→ EXTRACTED TEXT
——————

Who, now, has written that? It is not the author of The New Héloise, it is the President, Montesquieu! Here is no bitterness, no disgust, but all is sacrificed to literary beauty, and they give it as a prize to pupils in rhetoric, without doubt to serve as a model in the amplifications and descriptions that they are required to write. Montesquieu described in his Persian Letters a scene which could not even be read. It concerns a woman placed between two men who dispute over her. This woman, placed between two men, has dreams—which appear to the author very agreeable.
Shall we sum up, Mr. Attorney? Or is it necessary for me to quote you Jean-Jacques Rousseau in his Confessions, and some others? No, I will only say to the judges that if, on account of his description of the carriage in The Double Misunderstanding, M. Mérimée had been prosecuted, he would have been acquitted immediately. One sees in his book only a work of art of great literary beauty. One would no more condemn it than he would condemn paintings or statuary, which is not content with representing all the beauties of the body, but wishes to add ardour and passion. I will follow it no farther; I ask you to recognise the fact that M. Flaubert has not weighted his images and has done only one thing: he has touched with a firm hand the scene of degradation. At each line of his book he has brought out the disillusion, and instead of ending it with something charming, he has undertaken to show us that this woman, after meeting scorn, abandonment, and ruin of her house, comes to a frightful death. In a word, I can only repeat what I said at the beginning of this plea, that M. Flaubert is the author of a good book, a book which aims at the excitation of virtue by arousing a horror of vice.
I will now look into his outrage against religion. An outrage against religion committed by M. Flaubert! And in what respect, if you please? The Government Attorney has thought he found in him a sceptic. I can assure the Government Attorney that he is deceived. I am not here to make a profession of faith, I am here only to defend a book, and for that reason I shall limit myself to a simple word. Now as to the book, I defy the Government Attorney to find in it anything that resembles an outrage against religion. You have seen how religion was introduced in Emma's education, and how this religion, false in a thousand ways, could not hold Emma from the bent that carried her astray. Would you know in what kind of language M. Flaubert speaks of religion? Listen to some lines that I take from the first number, pages 231, 232 and 233:
"One evening when the window was open, and she, sitting by it, had been watching Lestiboudois, the beadle, trimming the box, she suddenly heard the Angelus ringing.

——————

From the plea about Flaubert's book above, extract the passage starting with "Who, now, has" and going on through "author very agreeable.", copying it word for word.

Region boundary data:
——————

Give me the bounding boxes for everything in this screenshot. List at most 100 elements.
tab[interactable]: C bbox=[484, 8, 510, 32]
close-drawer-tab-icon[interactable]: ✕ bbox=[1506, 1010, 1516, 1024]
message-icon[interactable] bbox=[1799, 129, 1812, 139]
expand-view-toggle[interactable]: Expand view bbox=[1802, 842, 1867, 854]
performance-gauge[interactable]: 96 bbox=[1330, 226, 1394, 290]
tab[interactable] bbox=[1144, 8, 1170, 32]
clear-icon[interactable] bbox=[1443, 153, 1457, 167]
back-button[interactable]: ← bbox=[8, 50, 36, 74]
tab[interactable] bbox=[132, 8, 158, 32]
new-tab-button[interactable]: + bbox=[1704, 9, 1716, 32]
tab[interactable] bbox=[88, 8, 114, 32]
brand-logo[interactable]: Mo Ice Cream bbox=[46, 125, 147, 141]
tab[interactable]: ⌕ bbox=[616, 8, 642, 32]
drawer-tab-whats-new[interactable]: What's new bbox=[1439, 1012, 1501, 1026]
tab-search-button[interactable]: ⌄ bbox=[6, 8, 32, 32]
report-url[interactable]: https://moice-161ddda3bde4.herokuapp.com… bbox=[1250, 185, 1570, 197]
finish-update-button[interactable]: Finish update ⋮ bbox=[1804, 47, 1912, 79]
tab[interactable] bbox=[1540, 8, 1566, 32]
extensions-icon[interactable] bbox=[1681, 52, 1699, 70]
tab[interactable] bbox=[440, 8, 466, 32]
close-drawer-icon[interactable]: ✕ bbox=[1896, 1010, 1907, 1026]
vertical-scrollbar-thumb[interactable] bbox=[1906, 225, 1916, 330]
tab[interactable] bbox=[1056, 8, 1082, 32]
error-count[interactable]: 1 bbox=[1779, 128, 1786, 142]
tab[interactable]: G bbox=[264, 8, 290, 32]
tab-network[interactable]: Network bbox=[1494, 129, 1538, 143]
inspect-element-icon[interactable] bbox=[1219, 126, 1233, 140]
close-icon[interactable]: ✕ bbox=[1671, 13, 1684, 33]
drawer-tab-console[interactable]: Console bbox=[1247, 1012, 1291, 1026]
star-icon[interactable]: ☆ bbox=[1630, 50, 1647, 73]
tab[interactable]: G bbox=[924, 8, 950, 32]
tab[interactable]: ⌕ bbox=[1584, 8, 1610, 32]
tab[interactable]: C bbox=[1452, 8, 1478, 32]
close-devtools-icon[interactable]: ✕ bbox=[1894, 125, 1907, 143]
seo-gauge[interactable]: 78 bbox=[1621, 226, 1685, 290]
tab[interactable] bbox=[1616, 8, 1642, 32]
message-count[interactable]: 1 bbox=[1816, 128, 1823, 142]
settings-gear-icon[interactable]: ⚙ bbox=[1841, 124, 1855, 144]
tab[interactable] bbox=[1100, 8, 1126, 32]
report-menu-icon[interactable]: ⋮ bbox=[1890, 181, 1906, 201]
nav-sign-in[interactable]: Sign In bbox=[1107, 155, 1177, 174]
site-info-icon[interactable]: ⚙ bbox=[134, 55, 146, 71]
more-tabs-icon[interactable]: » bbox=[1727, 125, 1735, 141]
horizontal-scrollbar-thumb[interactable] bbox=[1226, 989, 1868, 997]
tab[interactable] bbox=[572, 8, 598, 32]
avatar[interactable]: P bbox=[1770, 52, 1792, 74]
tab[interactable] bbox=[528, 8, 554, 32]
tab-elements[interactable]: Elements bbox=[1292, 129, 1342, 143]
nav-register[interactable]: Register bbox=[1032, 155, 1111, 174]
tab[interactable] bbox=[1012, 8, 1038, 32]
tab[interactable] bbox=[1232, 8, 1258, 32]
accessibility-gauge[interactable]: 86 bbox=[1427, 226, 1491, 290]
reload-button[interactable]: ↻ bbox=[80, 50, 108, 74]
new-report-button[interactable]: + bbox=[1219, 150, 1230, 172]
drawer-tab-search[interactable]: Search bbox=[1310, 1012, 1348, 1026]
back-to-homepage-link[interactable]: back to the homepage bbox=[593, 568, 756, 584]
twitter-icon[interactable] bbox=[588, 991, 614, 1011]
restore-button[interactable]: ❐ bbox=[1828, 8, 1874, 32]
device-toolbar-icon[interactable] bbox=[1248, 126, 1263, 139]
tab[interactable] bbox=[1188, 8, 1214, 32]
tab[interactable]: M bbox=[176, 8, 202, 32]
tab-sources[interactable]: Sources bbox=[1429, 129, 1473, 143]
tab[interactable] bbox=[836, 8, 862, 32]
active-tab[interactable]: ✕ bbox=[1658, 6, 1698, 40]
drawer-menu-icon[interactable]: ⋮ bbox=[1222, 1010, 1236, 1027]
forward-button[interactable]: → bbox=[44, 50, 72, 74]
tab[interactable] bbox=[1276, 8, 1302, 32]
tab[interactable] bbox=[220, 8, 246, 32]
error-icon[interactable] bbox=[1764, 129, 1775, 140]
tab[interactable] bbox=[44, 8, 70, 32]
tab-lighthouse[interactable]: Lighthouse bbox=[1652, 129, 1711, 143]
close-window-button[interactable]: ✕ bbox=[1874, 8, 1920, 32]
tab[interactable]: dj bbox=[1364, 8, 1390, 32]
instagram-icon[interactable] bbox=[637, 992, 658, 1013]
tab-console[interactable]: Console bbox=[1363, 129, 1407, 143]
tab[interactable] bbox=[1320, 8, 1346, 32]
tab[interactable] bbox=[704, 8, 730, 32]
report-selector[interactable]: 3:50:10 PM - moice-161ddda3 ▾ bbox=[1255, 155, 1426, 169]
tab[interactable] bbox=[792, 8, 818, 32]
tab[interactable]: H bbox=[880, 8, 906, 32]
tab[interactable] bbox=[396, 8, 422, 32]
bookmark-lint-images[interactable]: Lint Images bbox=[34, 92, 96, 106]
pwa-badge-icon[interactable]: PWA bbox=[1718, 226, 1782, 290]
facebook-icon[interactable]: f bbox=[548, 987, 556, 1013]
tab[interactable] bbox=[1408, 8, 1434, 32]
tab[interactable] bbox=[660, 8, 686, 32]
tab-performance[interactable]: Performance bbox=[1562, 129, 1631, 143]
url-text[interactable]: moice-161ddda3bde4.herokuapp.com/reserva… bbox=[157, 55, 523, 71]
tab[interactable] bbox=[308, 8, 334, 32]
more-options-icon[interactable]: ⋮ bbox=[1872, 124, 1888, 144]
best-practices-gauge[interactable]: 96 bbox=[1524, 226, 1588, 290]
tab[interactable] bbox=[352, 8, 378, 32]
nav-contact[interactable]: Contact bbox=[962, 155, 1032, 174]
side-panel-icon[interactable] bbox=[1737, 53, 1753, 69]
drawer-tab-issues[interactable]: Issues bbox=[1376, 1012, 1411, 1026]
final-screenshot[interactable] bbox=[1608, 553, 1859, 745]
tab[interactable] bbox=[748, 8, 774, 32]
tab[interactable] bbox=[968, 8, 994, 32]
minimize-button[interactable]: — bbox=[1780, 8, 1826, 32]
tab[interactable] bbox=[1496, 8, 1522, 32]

——————

→ REPLY TO THE TASK
Who, now, has written that? It is not the author of The New Héloise, it is the President, Montesquieu! Here is no bitterness, no disgust, but all is sacrificed to literary beauty, and they give it as a prize to pupils in rhetoric, without doubt to serve as a model in the amplifications and descriptions that they are required to write. Montesquieu described in his Persian Letters a scene which could not even be read. It concerns a woman placed between two men who dispute over her. This woman, placed between two men, has dreams—which appear to the author very agreeable.